··· DATA EXTRACT

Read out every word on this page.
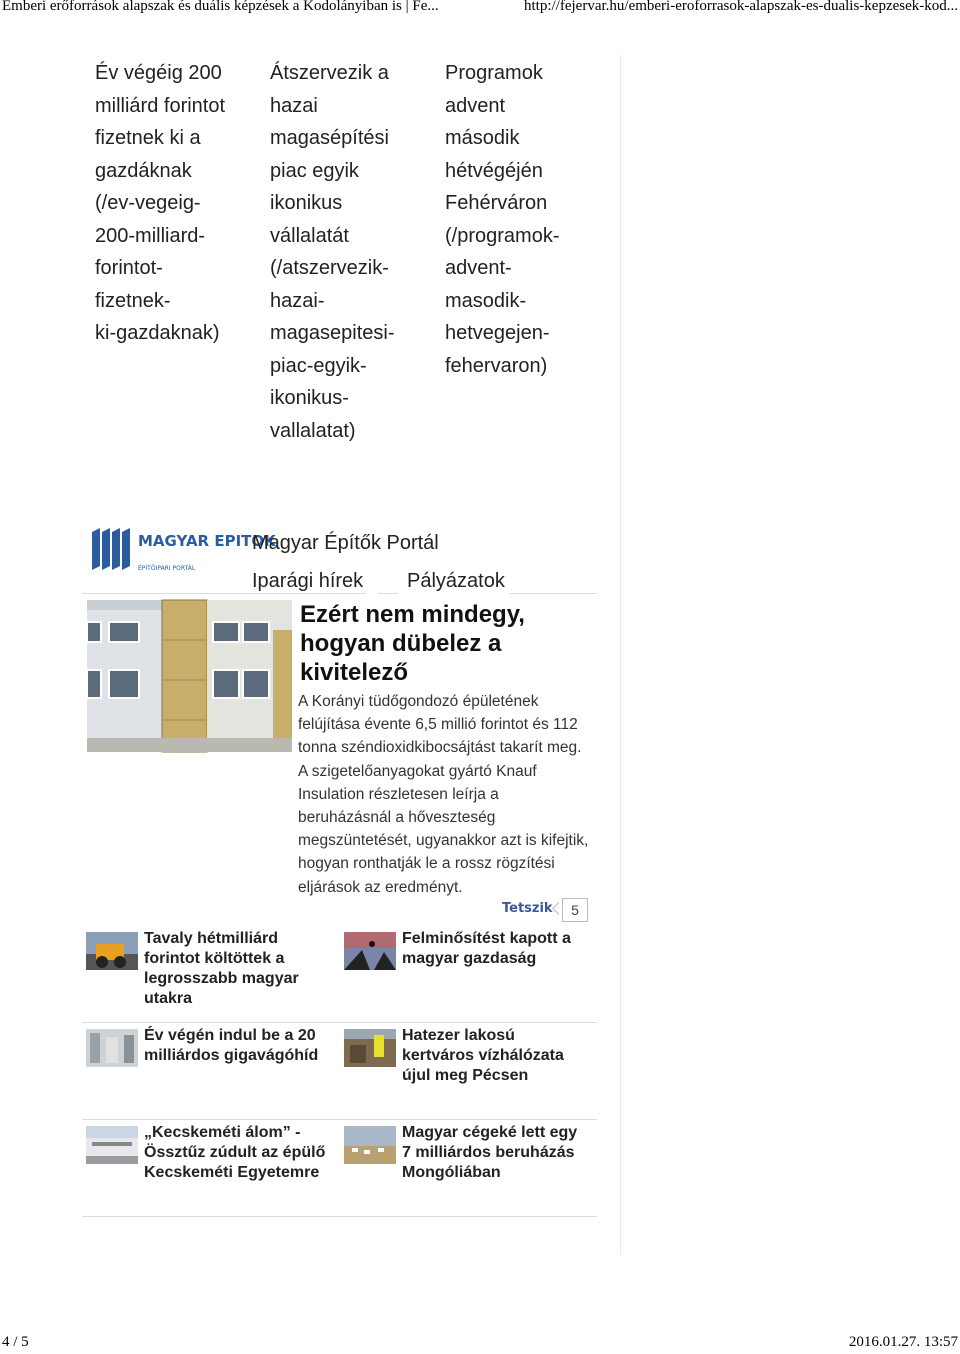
Emberi erőforrások alapszak és duális képzések a Kodolányiban is | Fe...	http://fejervar.hu/emberi-eroforrasok-alapszak-es-dualis-kepzesek-kod...
Év végéig 200
milliárd forintot
fizetnek ki a
gazdáknak
(/ev-vegeig-
200-milliard-
forintot-
fizetnek-
ki-gazdaknak)
Átszervezik a
hazai
magasépítési
piac egyik
ikonikus
vállalatát
(/atszervezik-
hazai-
magasepitesi-
piac-egyik-
ikonikus-
vallalatat)
Programok
advent
második
hétvégéjén
Fehérváron
(/programok-
advent-
masodik-
hetvegejen-
fehervaron)
MAGYAR EPITOK
ÉPÍTŐIPARI PORTÁL
Magyar Építők Portál
Iparági hírek Pályázatok
Ezért nem mindegy, hogyan dübelez a kivitelező
A Korányi tüdőgondozó épületének felújítása évente 6,5 millió forintot és 112 tonna széndioxidkibocsájtást takarít meg. A szigetelőanyagokat gyártó Knauf Insulation részletesen leírja a beruházásnál a hőveszteség megszüntetését, ugyanakkor azt is kifejtik, hogyan ronthatják le a rossz rögzítési eljárások az eredményt.
Tetszik	5
Tavaly hétmilliárd forintot költöttek a legrosszabb magyar utakra
Felminősítést kapott a magyar gazdaság
Év végén indul be a 20 milliárdos gigavágóhíd
Hatezer lakosú kertváros vízhálózata újul meg Pécsen
„Kecskeméti álom” - Össztűz zúdult az épülő Kecskeméti Egyetemre
Magyar cégeké lett egy 7 milliárdos beruházás Mongóliában
4 / 5	2016.01.27. 13:57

······

• _EXERCISE DIRECTIONS_:
Please write out all of the material above without changing a word, and omit any pictures.

• _THE RESPONSE_:
Read out every word on this page.
Emberi erőforrások alapszak és duális képzések a Kodolányiban is | Fe...	http://fejervar.hu/emberi-eroforrasok-alapszak-es-dualis-kepzesek-kod...
Év végéig 200
milliárd forintot
fizetnek ki a
gazdáknak
(/ev-vegeig-
200-milliard-
forintot-
fizetnek-
ki-gazdaknak)
Átszervezik a
hazai
magasépítési
piac egyik
ikonikus
vállalatát
(/atszervezik-
hazai-
magasepitesi-
piac-egyik-
ikonikus-
vallalatat)
Programok
advent
második
hétvégéjén
Fehérváron
(/programok-
advent-
masodik-
hetvegejen-
fehervaron)
MAGYAR EPITOK
ÉPÍTŐIPARI PORTÁL
Magyar Építők Portál
Iparági hírek Pályázatok
Ezért nem mindegy, hogyan dübelez a kivitelező
A Korányi tüdőgondozó épületének felújítása évente 6,5 millió forintot és 112 tonna széndioxidkibocsájtást takarít meg. A szigetelőanyagokat gyártó Knauf Insulation részletesen leírja a beruházásnál a hőveszteség megszüntetését, ugyanakkor azt is kifejtik, hogyan ronthatják le a rossz rögzítési eljárások az eredményt.
Tetszik	5
Tavaly hétmilliárd forintot költöttek a legrosszabb magyar utakra
Felminősítést kapott a magyar gazdaság
Év végén indul be a 20 milliárdos gigavágóhíd
Hatezer lakosú kertváros vízhálózata újul meg Pécsen
„Kecskeméti álom” - Össztűz zúdult az épülő Kecskeméti Egyetemre
Magyar cégeké lett egy 7 milliárdos beruházás Mongóliában
4 / 5	2016.01.27. 13:57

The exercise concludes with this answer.